▸ **WHAT TO DO**: Transcribe each line exactly.

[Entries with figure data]
* * * * * * *
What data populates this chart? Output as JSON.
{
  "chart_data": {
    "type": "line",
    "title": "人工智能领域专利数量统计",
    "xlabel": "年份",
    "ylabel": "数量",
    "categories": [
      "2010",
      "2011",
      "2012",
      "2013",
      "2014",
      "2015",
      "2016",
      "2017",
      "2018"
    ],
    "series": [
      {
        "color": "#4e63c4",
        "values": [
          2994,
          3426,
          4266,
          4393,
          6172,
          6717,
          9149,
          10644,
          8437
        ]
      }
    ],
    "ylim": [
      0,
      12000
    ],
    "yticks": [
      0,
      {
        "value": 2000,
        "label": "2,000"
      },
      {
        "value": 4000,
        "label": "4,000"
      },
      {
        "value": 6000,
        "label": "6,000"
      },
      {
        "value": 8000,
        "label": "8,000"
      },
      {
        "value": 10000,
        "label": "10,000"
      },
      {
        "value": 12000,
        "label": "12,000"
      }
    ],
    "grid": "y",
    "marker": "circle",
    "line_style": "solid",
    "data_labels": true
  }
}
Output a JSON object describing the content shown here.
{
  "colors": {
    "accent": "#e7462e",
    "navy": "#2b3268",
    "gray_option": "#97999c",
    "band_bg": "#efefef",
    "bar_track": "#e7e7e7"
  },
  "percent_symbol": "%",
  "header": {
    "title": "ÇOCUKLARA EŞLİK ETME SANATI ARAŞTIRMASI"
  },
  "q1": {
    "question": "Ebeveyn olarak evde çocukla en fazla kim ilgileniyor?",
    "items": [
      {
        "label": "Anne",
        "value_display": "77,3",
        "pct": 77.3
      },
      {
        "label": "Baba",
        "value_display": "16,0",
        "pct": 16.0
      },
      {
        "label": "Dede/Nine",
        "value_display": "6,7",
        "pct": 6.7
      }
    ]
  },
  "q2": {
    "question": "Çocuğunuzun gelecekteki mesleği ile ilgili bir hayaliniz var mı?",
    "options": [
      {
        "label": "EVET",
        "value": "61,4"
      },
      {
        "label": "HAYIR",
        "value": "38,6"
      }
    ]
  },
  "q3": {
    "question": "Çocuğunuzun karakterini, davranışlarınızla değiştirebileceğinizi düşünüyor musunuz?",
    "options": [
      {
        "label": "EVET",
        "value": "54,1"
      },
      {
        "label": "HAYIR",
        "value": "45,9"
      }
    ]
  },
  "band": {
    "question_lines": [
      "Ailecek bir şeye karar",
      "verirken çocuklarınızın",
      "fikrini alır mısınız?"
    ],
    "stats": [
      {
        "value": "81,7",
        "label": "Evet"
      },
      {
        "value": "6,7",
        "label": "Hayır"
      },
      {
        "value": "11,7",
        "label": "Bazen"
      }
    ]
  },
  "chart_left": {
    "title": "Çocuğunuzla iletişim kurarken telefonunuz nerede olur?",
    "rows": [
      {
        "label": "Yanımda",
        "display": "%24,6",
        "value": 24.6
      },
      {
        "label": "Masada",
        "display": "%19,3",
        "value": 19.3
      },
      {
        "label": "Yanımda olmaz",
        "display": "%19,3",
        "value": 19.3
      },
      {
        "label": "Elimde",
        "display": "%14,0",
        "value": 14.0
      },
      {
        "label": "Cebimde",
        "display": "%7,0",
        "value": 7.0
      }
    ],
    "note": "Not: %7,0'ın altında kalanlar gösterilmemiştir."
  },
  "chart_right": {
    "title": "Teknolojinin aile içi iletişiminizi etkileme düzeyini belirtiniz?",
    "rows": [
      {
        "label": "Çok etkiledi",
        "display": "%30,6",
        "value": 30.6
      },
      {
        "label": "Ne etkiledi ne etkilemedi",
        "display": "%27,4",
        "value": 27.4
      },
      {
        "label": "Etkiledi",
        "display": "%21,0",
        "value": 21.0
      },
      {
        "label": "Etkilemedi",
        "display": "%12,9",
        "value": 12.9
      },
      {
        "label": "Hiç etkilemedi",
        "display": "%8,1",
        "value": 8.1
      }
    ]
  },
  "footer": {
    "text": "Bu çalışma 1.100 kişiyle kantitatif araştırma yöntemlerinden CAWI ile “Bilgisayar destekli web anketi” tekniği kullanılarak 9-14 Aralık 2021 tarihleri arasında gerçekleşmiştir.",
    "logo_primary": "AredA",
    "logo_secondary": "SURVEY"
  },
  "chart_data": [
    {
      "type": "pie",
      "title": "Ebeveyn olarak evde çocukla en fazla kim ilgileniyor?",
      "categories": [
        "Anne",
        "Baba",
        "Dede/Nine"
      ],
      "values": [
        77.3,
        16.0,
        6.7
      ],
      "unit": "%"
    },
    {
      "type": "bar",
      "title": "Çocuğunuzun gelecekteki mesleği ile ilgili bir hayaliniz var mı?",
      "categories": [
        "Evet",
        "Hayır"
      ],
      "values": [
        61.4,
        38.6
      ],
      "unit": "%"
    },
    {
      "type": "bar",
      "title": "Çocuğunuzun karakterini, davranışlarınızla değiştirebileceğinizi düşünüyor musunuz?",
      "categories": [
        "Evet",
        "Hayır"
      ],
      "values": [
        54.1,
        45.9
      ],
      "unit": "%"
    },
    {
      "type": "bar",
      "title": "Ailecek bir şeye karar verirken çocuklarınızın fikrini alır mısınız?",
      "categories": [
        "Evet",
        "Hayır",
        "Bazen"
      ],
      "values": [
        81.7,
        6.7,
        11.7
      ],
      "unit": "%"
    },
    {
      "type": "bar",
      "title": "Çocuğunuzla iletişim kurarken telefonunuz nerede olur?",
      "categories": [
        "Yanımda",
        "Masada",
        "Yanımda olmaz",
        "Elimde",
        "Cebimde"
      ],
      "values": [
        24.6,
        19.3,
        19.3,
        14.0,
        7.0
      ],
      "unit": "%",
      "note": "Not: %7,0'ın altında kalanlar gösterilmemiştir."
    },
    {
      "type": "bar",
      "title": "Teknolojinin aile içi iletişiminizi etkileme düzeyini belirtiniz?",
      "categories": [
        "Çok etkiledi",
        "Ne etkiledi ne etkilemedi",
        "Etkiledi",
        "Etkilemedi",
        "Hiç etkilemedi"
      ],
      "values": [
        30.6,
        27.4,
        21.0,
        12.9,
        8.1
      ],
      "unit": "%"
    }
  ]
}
* * * * * * *
▸ **TASK OUTPUT**:
What data populates this chart? Output as JSON.
{
  "chart_data": {
    "type": "line",
    "title": "人工智能领域专利数量统计",
    "xlabel": "年份",
    "ylabel": "数量",
    "categories": [
      "2010",
      "2011",
      "2012",
      "2013",
      "2014",
      "2015",
      "2016",
      "2017",
      "2018"
    ],
    "series": [
      {
        "color": "#4e63c4",
        "values": [
          2994,
          3426,
          4266,
          4393,
          6172,
          6717,
          9149,
          10644,
          8437
        ]
      }
    ],
    "ylim": [
      0,
      12000
    ],
    "yticks": [
      0,
      {
        "value": 2000,
        "label": "2,000"
      },
      {
        "value": 4000,
        "label": "4,000"
      },
      {
        "value": 6000,
        "label": "6,000"
      },
      {
        "value": 8000,
        "label": "8,000"
      },
      {
        "value": 10000,
        "label": "10,000"
      },
      {
        "value": 12000,
        "label": "12,000"
      }
    ],
    "grid": "y",
    "marker": "circle",
    "line_style": "solid",
    "data_labels": true
  }
}
Output a JSON object describing the content shown here.
{
  "colors": {
    "accent": "#e7462e",
    "navy": "#2b3268",
    "gray_option": "#97999c",
    "band_bg": "#efefef",
    "bar_track": "#e7e7e7"
  },
  "percent_symbol": "%",
  "header": {
    "title": "ÇOCUKLARA EŞLİK ETME SANATI ARAŞTIRMASI"
  },
  "q1": {
    "question": "Ebeveyn olarak evde çocukla en fazla kim ilgileniyor?",
    "items": [
      {
        "label": "Anne",
        "value_display": "77,3",
        "pct": 77.3
      },
      {
        "label": "Baba",
        "value_display": "16,0",
        "pct": 16.0
      },
      {
        "label": "Dede/Nine",
        "value_display": "6,7",
        "pct": 6.7
      }
    ]
  },
  "q2": {
    "question": "Çocuğunuzun gelecekteki mesleği ile ilgili bir hayaliniz var mı?",
    "options": [
      {
        "label": "EVET",
        "value": "61,4"
      },
      {
        "label": "HAYIR",
        "value": "38,6"
      }
    ]
  },
  "q3": {
    "question": "Çocuğunuzun karakterini, davranışlarınızla değiştirebileceğinizi düşünüyor musunuz?",
    "options": [
      {
        "label": "EVET",
        "value": "54,1"
      },
      {
        "label": "HAYIR",
        "value": "45,9"
      }
    ]
  },
  "band": {
    "question_lines": [
      "Ailecek bir şeye karar",
      "verirken çocuklarınızın",
      "fikrini alır mısınız?"
    ],
    "stats": [
      {
        "value": "81,7",
        "label": "Evet"
      },
      {
        "value": "6,7",
        "label": "Hayır"
      },
      {
        "value": "11,7",
        "label": "Bazen"
      }
    ]
  },
  "chart_left": {
    "title": "Çocuğunuzla iletişim kurarken telefonunuz nerede olur?",
    "rows": [
      {
        "label": "Yanımda",
        "display": "%24,6",
        "value": 24.6
      },
      {
        "label": "Masada",
        "display": "%19,3",
        "value": 19.3
      },
      {
        "label": "Yanımda olmaz",
        "display": "%19,3",
        "value": 19.3
      },
      {
        "label": "Elimde",
        "display": "%14,0",
        "value": 14.0
      },
      {
        "label": "Cebimde",
        "display": "%7,0",
        "value": 7.0
      }
    ],
    "note": "Not: %7,0'ın altında kalanlar gösterilmemiştir."
  },
  "chart_right": {
    "title": "Teknolojinin aile içi iletişiminizi etkileme düzeyini belirtiniz?",
    "rows": [
      {
        "label": "Çok etkiledi",
        "display": "%30,6",
        "value": 30.6
      },
      {
        "label": "Ne etkiledi ne etkilemedi",
        "display": "%27,4",
        "value": 27.4
      },
      {
        "label": "Etkiledi",
        "display": "%21,0",
        "value": 21.0
      },
      {
        "label": "Etkilemedi",
        "display": "%12,9",
        "value": 12.9
      },
      {
        "label": "Hiç etkilemedi",
        "display": "%8,1",
        "value": 8.1
      }
    ]
  },
  "footer": {
    "text": "Bu çalışma 1.100 kişiyle kantitatif araştırma yöntemlerinden CAWI ile “Bilgisayar destekli web anketi” tekniği kullanılarak 9-14 Aralık 2021 tarihleri arasında gerçekleşmiştir.",
    "logo_primary": "AredA",
    "logo_secondary": "SURVEY"
  },
  "chart_data": [
    {
      "type": "pie",
      "title": "Ebeveyn olarak evde çocukla en fazla kim ilgileniyor?",
      "categories": [
        "Anne",
        "Baba",
        "Dede/Nine"
      ],
      "values": [
        77.3,
        16.0,
        6.7
      ],
      "unit": "%"
    },
    {
      "type": "bar",
      "title": "Çocuğunuzun gelecekteki mesleği ile ilgili bir hayaliniz var mı?",
      "categories": [
        "Evet",
        "Hayır"
      ],
      "values": [
        61.4,
        38.6
      ],
      "unit": "%"
    },
    {
      "type": "bar",
      "title": "Çocuğunuzun karakterini, davranışlarınızla değiştirebileceğinizi düşünüyor musunuz?",
      "categories": [
        "Evet",
        "Hayır"
      ],
      "values": [
        54.1,
        45.9
      ],
      "unit": "%"
    },
    {
      "type": "bar",
      "title": "Ailecek bir şeye karar verirken çocuklarınızın fikrini alır mısınız?",
      "categories": [
        "Evet",
        "Hayır",
        "Bazen"
      ],
      "values": [
        81.7,
        6.7,
        11.7
      ],
      "unit": "%"
    },
    {
      "type": "bar",
      "title": "Çocuğunuzla iletişim kurarken telefonunuz nerede olur?",
      "categories": [
        "Yanımda",
        "Masada",
        "Yanımda olmaz",
        "Elimde",
        "Cebimde"
      ],
      "values": [
        24.6,
        19.3,
        19.3,
        14.0,
        7.0
      ],
      "unit": "%",
      "note": "Not: %7,0'ın altında kalanlar gösterilmemiştir."
    },
    {
      "type": "bar",
      "title": "Teknolojinin aile içi iletişiminizi etkileme düzeyini belirtiniz?",
      "categories": [
        "Çok etkiledi",
        "Ne etkiledi ne etkilemedi",
        "Etkiledi",
        "Etkilemedi",
        "Hiç etkilemedi"
      ],
      "values": [
        30.6,
        27.4,
        21.0,
        12.9,
        8.1
      ],
      "unit": "%"
    }
  ]
}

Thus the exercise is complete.